## [WHAT TO PRODUCE]
Write out the listing below without alteration, omitting its pictures.

********************

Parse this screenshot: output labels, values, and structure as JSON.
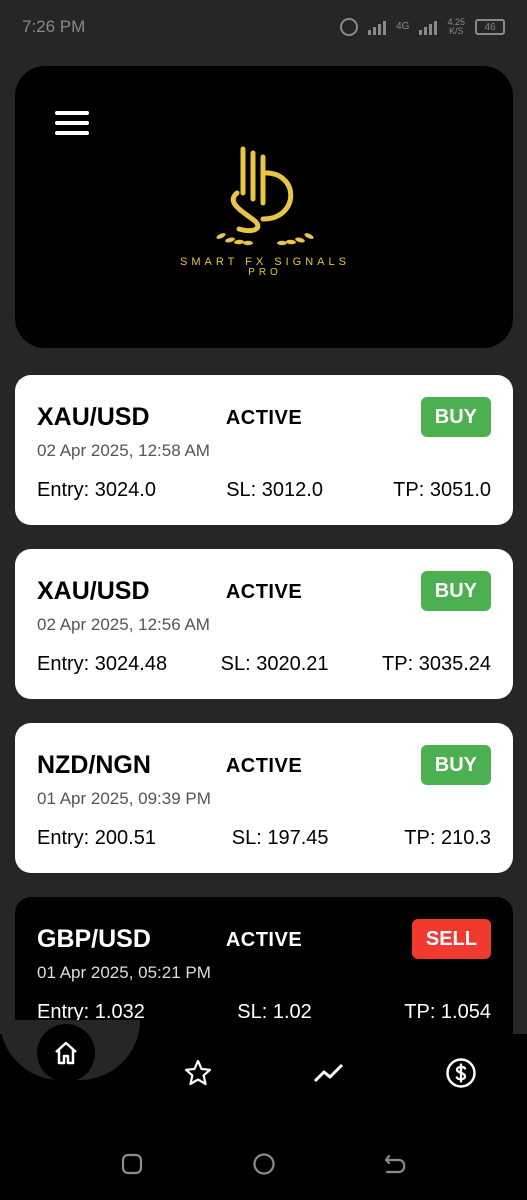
{
  "status_bar": {
    "time": "7:26 PM",
    "network": "4G",
    "speed_value": "4.25",
    "speed_unit": "K/S",
    "battery": "46"
  },
  "header": {
    "logo_text": "SMART FX SIGNALS",
    "logo_subtext": "PRO"
  },
  "signals": [
    {
      "pair": "XAU/USD",
      "status": "ACTIVE",
      "action": "BUY",
      "date": "02 Apr 2025, 12:58 AM",
      "entry": "Entry: 3024.0",
      "sl": "SL: 3012.0",
      "tp": "TP: 3051.0"
    },
    {
      "pair": "XAU/USD",
      "status": "ACTIVE",
      "action": "BUY",
      "date": "02 Apr 2025, 12:56 AM",
      "entry": "Entry: 3024.48",
      "sl": "SL: 3020.21",
      "tp": "TP: 3035.24"
    },
    {
      "pair": "NZD/NGN",
      "status": "ACTIVE",
      "action": "BUY",
      "date": "01 Apr 2025, 09:39 PM",
      "entry": "Entry: 200.51",
      "sl": "SL: 197.45",
      "tp": "TP: 210.3"
    },
    {
      "pair": "GBP/USD",
      "status": "ACTIVE",
      "action": "SELL",
      "date": "01 Apr 2025, 05:21 PM",
      "entry": "Entry: 1.032",
      "sl": "SL: 1.02",
      "tp": "TP: 1.054"
    }
  ],
  "nav": {
    "items": [
      "home-icon",
      "star-icon",
      "trend-icon",
      "dollar-icon"
    ]
  },
  "colors": {
    "background": "#262626",
    "buy": "#4caf50",
    "sell": "#f03a30",
    "gold": "#e8c547"
  }
}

********************

## [SOLUTION TO THE EXERCISE]
Parse this screenshot: output labels, values, and structure as JSON.
{
  "status_bar": {
    "time": "7:26 PM",
    "network": "4G",
    "speed_value": "4.25",
    "speed_unit": "K/S",
    "battery": "46"
  },
  "header": {
    "logo_text": "SMART FX SIGNALS",
    "logo_subtext": "PRO"
  },
  "signals": [
    {
      "pair": "XAU/USD",
      "status": "ACTIVE",
      "action": "BUY",
      "date": "02 Apr 2025, 12:58 AM",
      "entry": "Entry: 3024.0",
      "sl": "SL: 3012.0",
      "tp": "TP: 3051.0"
    },
    {
      "pair": "XAU/USD",
      "status": "ACTIVE",
      "action": "BUY",
      "date": "02 Apr 2025, 12:56 AM",
      "entry": "Entry: 3024.48",
      "sl": "SL: 3020.21",
      "tp": "TP: 3035.24"
    },
    {
      "pair": "NZD/NGN",
      "status": "ACTIVE",
      "action": "BUY",
      "date": "01 Apr 2025, 09:39 PM",
      "entry": "Entry: 200.51",
      "sl": "SL: 197.45",
      "tp": "TP: 210.3"
    },
    {
      "pair": "GBP/USD",
      "status": "ACTIVE",
      "action": "SELL",
      "date": "01 Apr 2025, 05:21 PM",
      "entry": "Entry: 1.032",
      "sl": "SL: 1.02",
      "tp": "TP: 1.054"
    }
  ],
  "nav": {
    "items": [
      "home-icon",
      "star-icon",
      "trend-icon",
      "dollar-icon"
    ]
  },
  "colors": {
    "background": "#262626",
    "buy": "#4caf50",
    "sell": "#f03a30",
    "gold": "#e8c547"
  }
}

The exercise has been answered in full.